▸ **Stored records**:
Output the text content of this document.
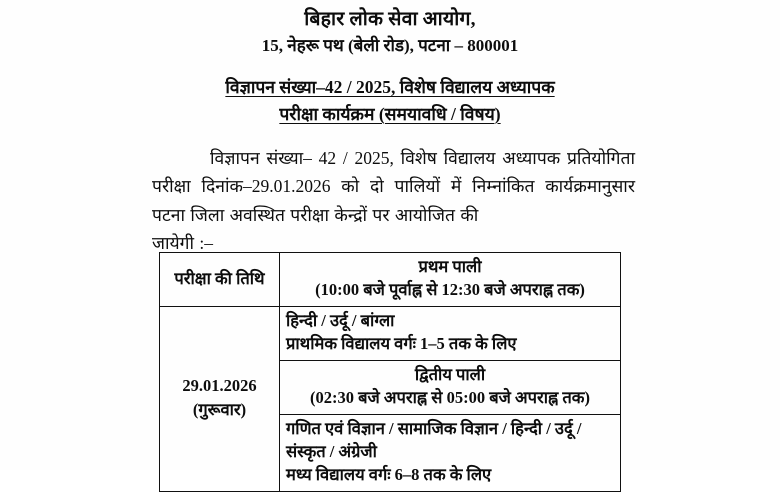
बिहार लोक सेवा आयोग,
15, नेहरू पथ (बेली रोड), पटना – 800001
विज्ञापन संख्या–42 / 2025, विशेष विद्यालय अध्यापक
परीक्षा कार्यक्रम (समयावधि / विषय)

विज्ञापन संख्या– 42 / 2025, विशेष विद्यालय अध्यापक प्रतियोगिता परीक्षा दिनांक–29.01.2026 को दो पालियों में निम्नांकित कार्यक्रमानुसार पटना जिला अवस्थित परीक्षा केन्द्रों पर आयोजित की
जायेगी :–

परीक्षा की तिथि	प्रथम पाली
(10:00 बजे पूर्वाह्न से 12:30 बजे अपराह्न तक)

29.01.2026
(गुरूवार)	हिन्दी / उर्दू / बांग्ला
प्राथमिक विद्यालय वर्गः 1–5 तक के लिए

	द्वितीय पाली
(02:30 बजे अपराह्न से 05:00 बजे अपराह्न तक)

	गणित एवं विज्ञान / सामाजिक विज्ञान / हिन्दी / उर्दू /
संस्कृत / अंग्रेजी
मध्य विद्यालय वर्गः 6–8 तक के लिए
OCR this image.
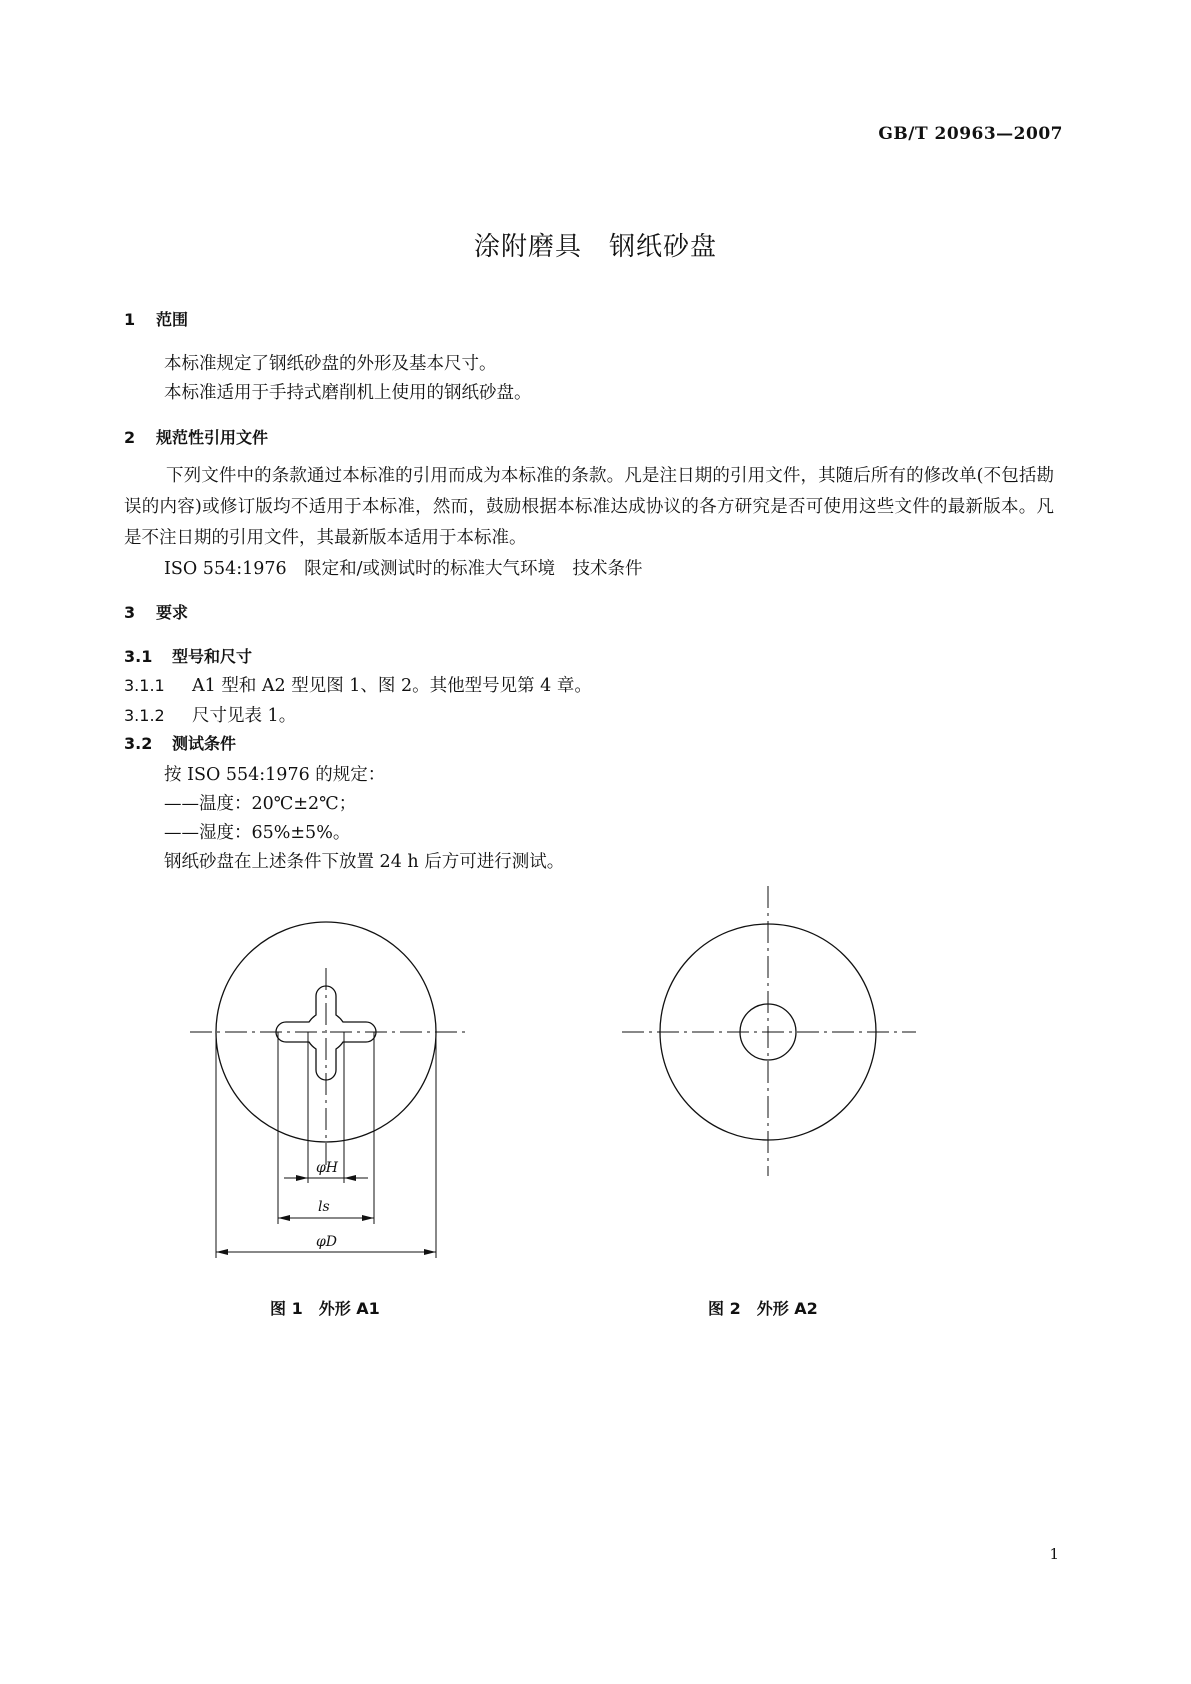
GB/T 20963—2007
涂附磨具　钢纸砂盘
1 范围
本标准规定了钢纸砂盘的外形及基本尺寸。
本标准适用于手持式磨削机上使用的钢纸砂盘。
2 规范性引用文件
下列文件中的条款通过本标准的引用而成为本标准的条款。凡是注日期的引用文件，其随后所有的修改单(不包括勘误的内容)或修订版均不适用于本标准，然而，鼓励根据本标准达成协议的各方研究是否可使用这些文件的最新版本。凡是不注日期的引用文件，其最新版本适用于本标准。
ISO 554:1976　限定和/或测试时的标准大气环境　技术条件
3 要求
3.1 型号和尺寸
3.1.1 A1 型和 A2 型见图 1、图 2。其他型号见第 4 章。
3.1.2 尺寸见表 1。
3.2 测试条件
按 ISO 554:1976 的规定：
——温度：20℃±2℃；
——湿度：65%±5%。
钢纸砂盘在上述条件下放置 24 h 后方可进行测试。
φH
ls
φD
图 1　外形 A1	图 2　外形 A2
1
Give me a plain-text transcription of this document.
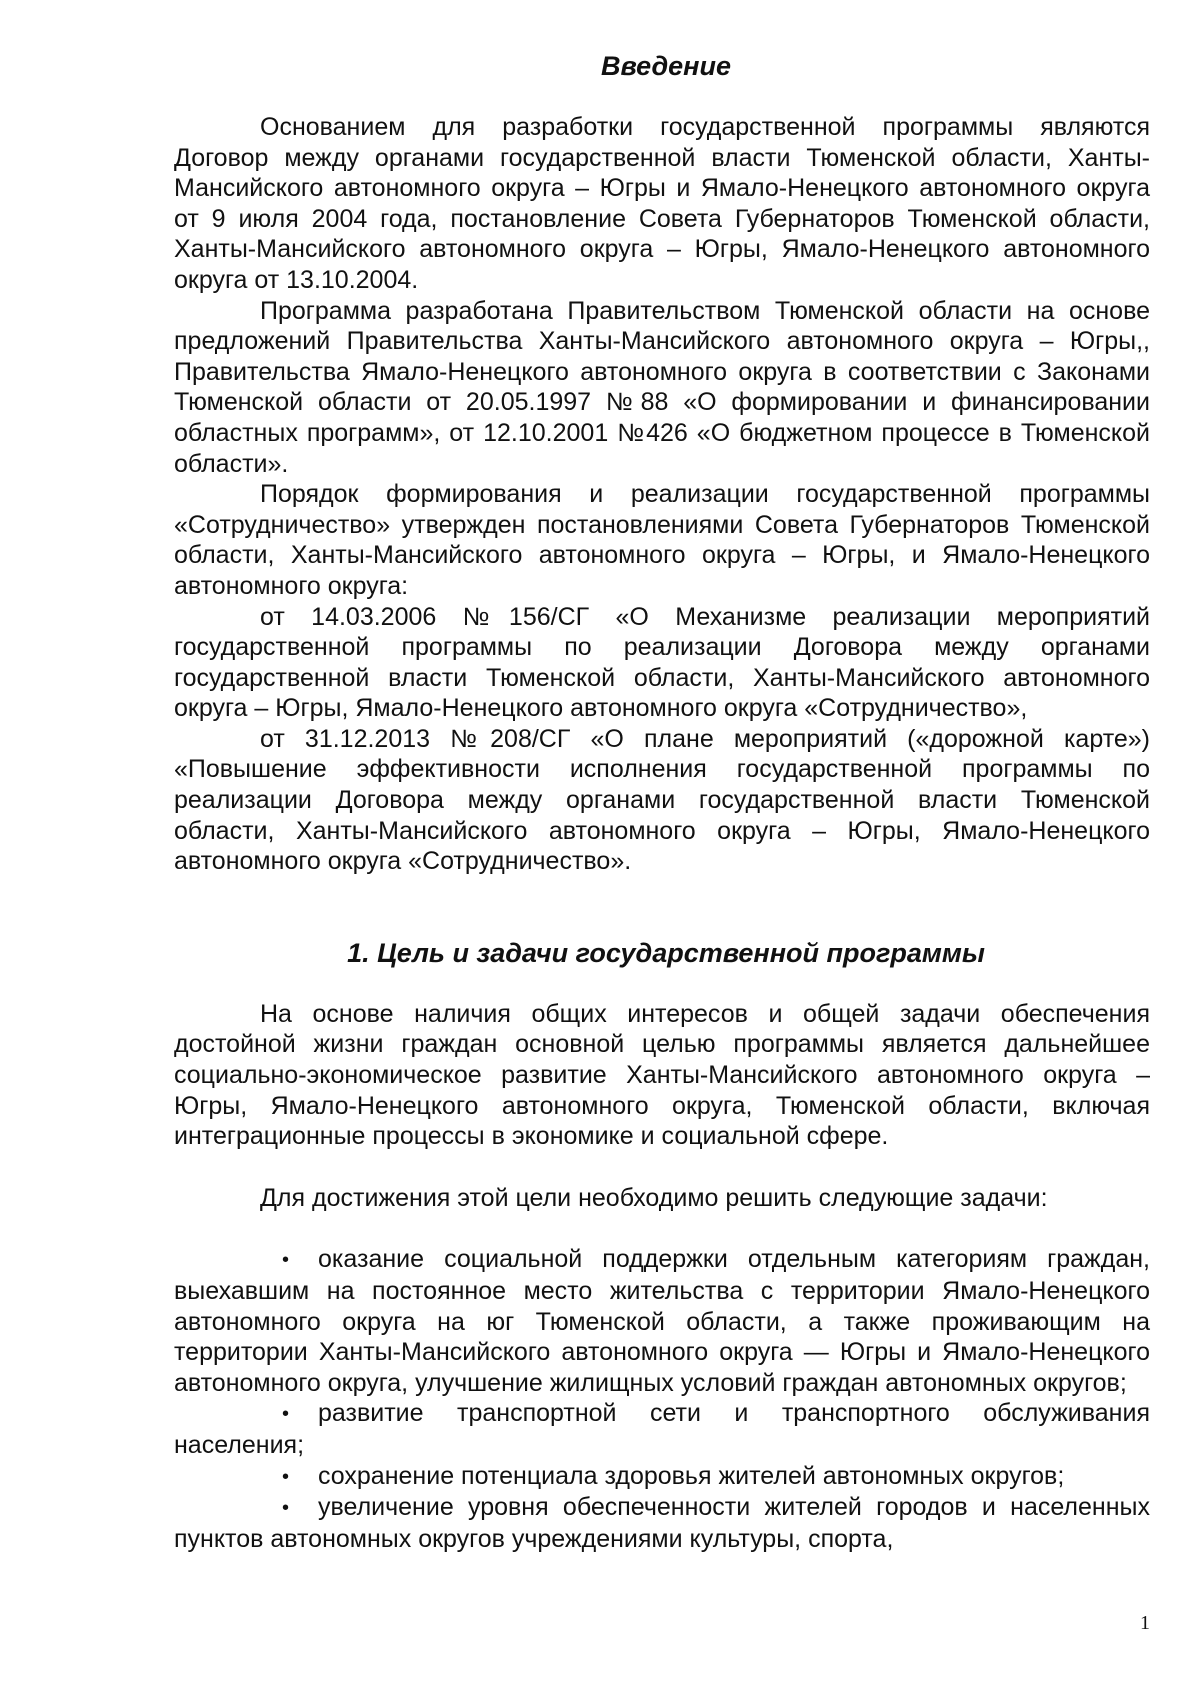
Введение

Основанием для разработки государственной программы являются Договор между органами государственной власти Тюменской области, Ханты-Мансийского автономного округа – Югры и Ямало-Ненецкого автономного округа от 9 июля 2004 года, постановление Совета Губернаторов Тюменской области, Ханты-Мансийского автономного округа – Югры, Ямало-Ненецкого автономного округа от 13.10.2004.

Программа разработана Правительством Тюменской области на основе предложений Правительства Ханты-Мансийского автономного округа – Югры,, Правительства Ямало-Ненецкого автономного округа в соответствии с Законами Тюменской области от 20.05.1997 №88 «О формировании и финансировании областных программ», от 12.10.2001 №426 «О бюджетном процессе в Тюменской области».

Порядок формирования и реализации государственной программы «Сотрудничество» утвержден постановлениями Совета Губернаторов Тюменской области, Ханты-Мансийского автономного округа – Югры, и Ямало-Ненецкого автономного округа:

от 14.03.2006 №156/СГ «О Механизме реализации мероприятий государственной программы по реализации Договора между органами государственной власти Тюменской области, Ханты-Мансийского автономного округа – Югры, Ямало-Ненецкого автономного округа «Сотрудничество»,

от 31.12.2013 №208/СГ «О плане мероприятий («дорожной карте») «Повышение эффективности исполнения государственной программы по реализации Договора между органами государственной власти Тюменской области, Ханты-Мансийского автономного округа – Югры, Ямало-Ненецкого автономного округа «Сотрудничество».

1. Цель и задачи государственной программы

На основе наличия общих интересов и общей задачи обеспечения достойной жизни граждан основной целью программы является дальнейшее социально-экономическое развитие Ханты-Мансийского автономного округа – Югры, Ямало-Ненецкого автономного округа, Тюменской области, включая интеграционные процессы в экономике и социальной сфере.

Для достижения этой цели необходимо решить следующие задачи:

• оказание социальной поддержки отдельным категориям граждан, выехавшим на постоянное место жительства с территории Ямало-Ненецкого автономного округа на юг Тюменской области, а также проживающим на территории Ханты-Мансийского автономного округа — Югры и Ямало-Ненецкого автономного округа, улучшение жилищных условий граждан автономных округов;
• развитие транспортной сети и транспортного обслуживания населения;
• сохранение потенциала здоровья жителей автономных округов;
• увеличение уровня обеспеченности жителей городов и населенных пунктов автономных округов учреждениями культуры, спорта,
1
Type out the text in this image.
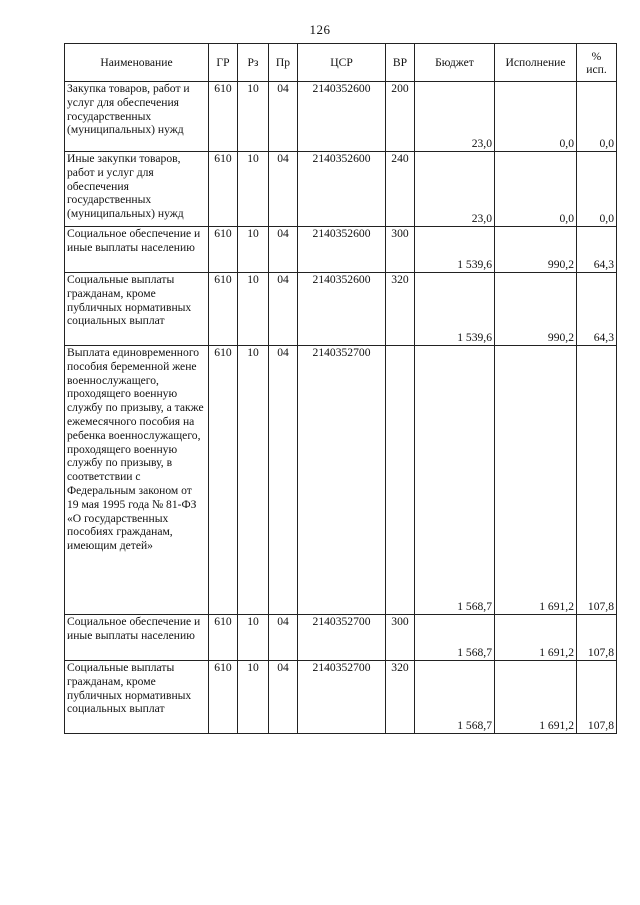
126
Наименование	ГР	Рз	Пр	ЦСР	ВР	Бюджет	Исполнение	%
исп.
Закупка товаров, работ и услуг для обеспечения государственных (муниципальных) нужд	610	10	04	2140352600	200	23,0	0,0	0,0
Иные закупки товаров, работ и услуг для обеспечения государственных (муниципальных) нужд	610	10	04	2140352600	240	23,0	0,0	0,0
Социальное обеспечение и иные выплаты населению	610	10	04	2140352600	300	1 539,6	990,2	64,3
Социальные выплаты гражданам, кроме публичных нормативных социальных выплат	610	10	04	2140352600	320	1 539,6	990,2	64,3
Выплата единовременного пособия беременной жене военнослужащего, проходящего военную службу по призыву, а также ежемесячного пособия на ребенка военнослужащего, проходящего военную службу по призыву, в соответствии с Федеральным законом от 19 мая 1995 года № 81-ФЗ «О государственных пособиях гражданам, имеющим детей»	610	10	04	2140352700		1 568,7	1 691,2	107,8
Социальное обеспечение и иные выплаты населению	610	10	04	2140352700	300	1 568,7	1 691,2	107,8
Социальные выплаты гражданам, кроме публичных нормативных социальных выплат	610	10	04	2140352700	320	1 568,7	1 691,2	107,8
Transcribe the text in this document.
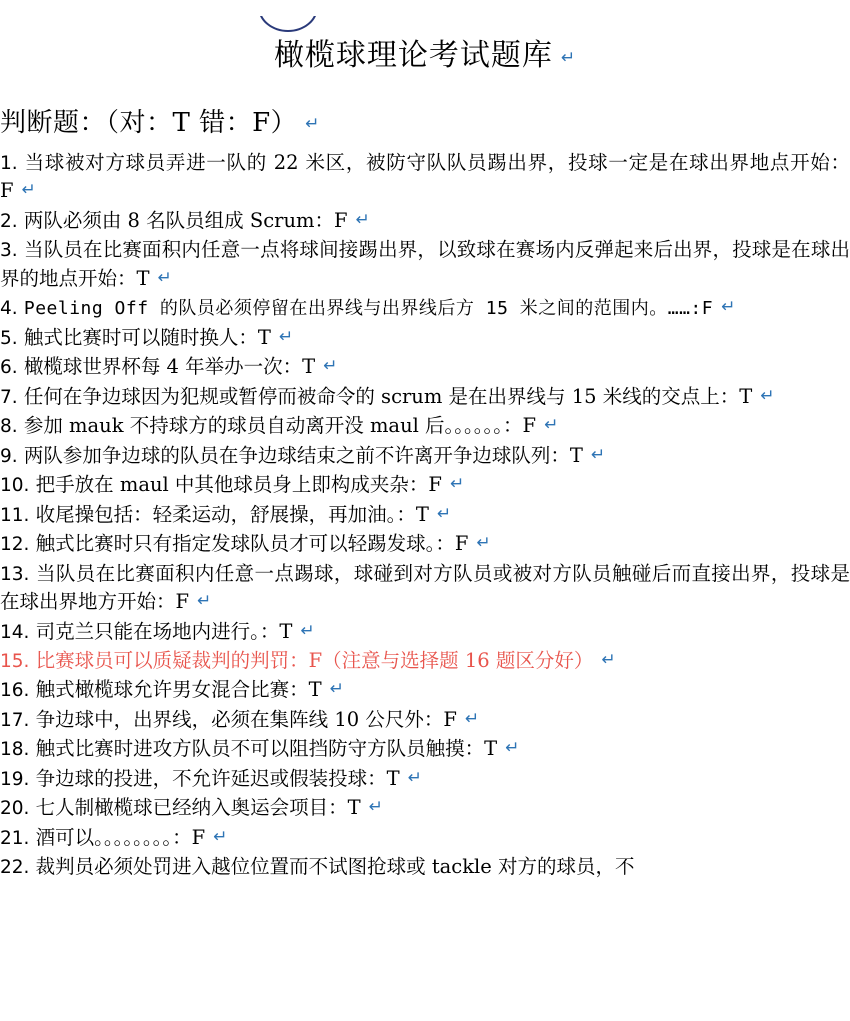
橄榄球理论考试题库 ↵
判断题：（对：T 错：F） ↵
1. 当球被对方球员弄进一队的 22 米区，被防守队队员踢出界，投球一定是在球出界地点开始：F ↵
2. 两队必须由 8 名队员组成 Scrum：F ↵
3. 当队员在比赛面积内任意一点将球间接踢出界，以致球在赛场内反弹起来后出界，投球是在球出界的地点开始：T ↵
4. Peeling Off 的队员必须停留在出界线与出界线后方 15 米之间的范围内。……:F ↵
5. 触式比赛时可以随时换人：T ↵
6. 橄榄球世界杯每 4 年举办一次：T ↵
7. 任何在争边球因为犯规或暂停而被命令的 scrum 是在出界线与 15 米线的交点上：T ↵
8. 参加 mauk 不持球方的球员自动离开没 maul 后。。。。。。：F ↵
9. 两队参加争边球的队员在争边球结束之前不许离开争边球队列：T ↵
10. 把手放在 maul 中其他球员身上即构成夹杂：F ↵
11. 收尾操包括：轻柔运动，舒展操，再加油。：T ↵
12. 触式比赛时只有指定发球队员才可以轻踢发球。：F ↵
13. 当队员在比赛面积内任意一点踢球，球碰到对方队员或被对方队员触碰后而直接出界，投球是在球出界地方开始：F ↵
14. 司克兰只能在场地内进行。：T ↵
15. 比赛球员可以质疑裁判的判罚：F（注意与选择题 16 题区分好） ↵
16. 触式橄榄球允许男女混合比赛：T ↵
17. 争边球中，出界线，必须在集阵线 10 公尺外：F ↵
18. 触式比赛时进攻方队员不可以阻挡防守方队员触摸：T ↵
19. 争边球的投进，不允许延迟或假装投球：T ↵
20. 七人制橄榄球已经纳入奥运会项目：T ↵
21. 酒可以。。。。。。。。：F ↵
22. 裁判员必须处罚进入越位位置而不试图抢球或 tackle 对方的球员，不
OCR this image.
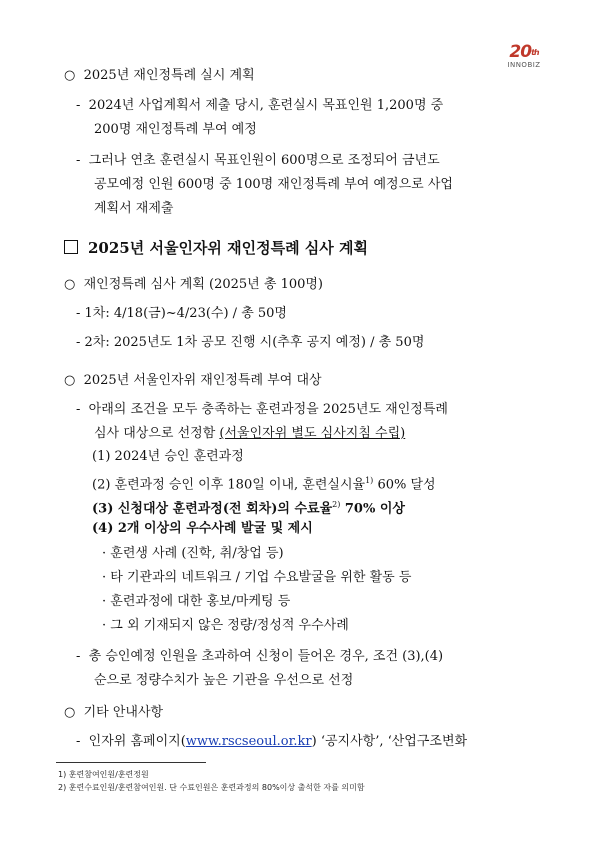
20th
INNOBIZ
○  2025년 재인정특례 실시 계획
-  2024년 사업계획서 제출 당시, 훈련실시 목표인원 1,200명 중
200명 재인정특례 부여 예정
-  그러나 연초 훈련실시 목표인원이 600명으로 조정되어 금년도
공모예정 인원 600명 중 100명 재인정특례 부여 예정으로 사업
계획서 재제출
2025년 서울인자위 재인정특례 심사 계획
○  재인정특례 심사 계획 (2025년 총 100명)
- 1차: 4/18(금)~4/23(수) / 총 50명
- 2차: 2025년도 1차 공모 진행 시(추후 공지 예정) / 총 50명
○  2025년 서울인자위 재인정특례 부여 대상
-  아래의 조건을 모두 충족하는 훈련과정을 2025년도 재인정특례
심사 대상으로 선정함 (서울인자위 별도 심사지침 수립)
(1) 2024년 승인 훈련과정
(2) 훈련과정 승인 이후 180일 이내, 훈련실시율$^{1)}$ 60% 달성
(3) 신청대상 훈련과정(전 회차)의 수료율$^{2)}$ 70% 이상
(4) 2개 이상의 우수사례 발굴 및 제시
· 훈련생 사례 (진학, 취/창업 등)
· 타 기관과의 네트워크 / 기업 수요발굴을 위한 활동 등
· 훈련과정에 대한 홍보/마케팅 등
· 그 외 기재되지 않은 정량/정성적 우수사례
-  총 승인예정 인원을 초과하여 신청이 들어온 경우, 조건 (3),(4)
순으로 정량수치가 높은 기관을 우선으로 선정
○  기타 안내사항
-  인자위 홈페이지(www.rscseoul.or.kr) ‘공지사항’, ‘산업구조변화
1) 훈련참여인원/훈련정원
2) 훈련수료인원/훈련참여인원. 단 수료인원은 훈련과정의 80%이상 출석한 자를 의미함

▸ **What is asked**:
Show every line of the records above that contains the word "автономных".

▸ **Solution for this problem**:
• оказание социальной поддержки отдельным категориям граждан, выехавшим на постоянное место жительства с территории Ямало-Ненецкого автономного округа на юг Тюменской области, а также проживающим на территории Ханты-Мансийского автономного округа — Югры и Ямало-Ненецкого автономного округа, улучшение жилищных условий граждан автономных округов;
• сохранение потенциала здоровья жителей автономных округов;
• увеличение уровня обеспеченности жителей городов и населенных пунктов автономных округов учреждениями культуры, спорта,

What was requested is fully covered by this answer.